▶ _Set exercise_
Go through the material below, count the lines with the word "online", and reply with the count alone.

▶ _Raw data_
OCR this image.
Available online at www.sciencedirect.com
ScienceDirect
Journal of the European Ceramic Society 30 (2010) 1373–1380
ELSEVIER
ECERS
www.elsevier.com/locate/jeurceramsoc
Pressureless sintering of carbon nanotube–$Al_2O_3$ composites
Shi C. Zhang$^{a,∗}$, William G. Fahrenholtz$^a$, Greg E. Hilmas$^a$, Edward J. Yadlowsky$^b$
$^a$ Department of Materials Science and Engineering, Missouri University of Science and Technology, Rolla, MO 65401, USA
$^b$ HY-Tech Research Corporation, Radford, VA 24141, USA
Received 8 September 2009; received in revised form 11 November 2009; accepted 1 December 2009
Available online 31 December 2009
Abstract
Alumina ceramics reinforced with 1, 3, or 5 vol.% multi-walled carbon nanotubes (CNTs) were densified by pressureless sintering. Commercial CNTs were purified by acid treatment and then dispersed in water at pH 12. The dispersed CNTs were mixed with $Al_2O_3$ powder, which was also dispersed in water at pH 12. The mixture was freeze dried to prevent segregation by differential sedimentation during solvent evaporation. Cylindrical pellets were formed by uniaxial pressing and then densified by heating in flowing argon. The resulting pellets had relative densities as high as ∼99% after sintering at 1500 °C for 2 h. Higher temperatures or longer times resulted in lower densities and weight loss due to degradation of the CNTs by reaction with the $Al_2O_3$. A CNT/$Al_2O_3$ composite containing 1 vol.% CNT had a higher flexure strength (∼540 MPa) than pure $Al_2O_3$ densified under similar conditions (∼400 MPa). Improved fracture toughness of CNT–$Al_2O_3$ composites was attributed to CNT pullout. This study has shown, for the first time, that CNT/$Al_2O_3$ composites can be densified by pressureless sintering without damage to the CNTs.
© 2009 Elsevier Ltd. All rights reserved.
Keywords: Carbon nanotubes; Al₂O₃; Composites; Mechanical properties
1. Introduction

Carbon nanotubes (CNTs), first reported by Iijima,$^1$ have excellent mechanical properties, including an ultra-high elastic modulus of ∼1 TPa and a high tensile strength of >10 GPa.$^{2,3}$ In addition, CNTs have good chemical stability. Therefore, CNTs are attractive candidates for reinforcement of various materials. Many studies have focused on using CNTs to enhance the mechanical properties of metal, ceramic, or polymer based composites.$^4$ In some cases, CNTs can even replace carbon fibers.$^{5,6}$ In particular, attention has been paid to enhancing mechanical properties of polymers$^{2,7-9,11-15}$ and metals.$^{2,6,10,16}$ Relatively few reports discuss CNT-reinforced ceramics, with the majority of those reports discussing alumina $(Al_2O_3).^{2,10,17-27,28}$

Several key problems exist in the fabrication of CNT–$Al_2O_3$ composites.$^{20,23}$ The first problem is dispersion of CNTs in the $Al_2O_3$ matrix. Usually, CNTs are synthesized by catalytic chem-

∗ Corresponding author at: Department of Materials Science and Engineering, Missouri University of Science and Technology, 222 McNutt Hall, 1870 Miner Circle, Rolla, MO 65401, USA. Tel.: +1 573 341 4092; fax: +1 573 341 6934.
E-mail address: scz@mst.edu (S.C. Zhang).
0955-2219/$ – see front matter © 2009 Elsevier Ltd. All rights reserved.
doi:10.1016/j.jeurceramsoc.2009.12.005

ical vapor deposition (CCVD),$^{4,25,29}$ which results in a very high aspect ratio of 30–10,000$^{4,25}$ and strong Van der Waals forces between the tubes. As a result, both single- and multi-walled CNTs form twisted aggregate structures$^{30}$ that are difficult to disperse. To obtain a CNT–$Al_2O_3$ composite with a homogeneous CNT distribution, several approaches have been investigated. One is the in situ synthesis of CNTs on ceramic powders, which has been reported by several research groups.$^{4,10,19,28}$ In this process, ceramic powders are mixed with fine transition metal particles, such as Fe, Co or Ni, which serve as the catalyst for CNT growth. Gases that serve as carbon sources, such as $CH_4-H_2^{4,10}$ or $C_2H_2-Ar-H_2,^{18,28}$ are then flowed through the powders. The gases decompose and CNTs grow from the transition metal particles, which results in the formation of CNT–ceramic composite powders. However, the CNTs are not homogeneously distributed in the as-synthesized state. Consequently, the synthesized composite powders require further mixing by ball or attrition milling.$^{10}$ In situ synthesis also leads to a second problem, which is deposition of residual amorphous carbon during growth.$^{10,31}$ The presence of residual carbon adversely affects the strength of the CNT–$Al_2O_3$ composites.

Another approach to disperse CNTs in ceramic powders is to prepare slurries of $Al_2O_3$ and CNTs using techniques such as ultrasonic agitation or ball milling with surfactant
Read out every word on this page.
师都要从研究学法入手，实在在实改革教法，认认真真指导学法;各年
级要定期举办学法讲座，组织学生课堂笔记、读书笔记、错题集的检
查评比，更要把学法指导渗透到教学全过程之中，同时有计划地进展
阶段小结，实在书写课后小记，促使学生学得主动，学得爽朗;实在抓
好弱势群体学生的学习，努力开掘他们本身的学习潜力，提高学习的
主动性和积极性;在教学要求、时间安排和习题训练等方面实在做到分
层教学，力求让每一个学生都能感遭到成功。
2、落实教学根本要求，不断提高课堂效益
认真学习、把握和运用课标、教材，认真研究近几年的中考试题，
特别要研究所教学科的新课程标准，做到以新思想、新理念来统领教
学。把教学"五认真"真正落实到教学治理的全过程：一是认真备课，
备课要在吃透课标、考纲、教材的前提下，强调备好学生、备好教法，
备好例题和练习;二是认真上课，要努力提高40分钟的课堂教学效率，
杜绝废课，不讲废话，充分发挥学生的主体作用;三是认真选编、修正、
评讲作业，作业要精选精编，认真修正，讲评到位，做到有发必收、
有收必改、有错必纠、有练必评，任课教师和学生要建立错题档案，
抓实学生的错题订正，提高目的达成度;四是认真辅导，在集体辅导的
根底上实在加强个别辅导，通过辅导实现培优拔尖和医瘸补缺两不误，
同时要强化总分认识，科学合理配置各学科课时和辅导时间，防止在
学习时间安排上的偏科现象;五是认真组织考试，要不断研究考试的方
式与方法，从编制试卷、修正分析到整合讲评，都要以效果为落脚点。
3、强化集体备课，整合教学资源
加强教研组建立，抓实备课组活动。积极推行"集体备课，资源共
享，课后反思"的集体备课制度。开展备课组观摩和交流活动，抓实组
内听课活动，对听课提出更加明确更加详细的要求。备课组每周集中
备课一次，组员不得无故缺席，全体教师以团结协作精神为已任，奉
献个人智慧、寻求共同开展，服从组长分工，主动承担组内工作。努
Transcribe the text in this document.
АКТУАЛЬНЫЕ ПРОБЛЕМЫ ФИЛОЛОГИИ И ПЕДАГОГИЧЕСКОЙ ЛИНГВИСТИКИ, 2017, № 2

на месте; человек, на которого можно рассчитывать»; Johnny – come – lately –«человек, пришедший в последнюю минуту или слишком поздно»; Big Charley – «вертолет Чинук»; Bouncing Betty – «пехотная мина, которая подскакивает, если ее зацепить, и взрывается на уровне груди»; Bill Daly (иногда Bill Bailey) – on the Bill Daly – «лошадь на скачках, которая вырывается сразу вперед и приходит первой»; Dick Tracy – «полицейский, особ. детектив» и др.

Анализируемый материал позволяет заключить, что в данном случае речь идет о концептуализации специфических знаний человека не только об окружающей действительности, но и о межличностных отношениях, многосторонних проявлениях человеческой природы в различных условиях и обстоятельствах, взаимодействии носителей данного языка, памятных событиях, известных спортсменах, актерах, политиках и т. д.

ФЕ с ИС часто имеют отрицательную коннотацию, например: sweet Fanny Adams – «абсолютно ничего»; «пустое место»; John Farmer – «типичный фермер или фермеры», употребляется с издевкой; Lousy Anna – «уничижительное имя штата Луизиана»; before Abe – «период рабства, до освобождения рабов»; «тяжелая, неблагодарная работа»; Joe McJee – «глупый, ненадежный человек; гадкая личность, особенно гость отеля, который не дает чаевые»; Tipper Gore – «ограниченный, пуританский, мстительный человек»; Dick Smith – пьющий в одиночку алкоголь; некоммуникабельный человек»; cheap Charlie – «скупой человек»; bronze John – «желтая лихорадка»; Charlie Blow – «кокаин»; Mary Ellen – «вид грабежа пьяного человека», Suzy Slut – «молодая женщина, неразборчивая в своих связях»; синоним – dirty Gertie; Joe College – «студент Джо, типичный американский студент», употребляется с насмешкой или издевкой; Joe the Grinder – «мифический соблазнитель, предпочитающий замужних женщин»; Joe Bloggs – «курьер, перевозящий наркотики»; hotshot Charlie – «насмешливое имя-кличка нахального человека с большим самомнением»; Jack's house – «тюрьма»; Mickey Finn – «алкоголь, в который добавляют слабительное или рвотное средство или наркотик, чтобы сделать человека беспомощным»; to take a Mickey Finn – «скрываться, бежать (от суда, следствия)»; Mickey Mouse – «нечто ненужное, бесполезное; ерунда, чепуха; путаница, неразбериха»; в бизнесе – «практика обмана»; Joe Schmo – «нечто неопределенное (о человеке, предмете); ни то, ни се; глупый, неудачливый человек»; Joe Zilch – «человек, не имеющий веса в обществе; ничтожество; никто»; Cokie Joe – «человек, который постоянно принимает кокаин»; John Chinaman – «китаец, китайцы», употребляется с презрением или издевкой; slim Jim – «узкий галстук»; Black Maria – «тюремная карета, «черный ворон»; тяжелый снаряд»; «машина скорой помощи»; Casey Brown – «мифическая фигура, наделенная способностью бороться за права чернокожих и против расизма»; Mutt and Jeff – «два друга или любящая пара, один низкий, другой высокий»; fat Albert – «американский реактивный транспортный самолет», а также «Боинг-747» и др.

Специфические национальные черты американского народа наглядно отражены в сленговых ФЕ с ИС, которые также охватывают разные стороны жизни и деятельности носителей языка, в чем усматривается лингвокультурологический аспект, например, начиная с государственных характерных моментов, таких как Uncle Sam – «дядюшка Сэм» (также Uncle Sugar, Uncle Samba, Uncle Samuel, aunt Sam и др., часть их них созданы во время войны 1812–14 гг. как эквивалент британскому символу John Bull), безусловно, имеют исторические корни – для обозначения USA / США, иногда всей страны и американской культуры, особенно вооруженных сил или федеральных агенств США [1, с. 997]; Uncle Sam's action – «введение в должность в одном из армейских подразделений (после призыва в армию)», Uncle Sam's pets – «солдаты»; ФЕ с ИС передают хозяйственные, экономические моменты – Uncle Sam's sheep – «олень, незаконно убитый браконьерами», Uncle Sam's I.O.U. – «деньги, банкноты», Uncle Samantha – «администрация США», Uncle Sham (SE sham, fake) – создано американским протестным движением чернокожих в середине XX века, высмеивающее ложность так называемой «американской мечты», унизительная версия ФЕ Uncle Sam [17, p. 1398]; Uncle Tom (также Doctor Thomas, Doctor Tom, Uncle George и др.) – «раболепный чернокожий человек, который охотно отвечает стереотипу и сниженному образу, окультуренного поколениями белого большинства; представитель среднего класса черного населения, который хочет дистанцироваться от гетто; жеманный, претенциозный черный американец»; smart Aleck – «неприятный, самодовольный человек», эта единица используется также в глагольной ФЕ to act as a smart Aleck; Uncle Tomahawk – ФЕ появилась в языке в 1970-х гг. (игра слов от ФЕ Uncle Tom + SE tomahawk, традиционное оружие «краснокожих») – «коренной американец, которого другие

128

▶ _Written solution_
2